### DATA SHOWN

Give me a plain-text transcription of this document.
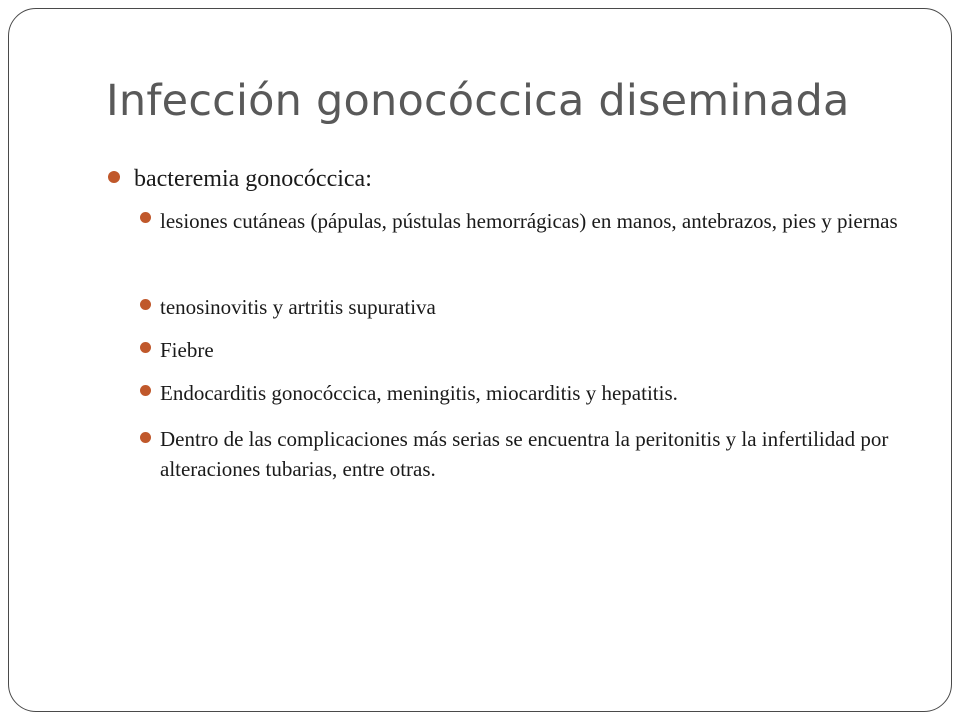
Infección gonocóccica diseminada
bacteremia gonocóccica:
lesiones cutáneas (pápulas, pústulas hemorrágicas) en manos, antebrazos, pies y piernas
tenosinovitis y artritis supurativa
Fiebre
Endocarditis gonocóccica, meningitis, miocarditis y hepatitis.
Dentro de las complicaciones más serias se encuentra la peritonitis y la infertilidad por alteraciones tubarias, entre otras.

### YOUR GOAL
Transcribe the full listing above exactly, with the images removed.

### RESPONSE TO THE TASK
Give me a plain-text transcription of this document.
Infección gonocóccica diseminada
bacteremia gonocóccica:
lesiones cutáneas (pápulas, pústulas hemorrágicas) en manos, antebrazos, pies y piernas
tenosinovitis y artritis supurativa
Fiebre
Endocarditis gonocóccica, meningitis, miocarditis y hepatitis.
Dentro de las complicaciones más serias se encuentra la peritonitis y la infertilidad por alteraciones tubarias, entre otras.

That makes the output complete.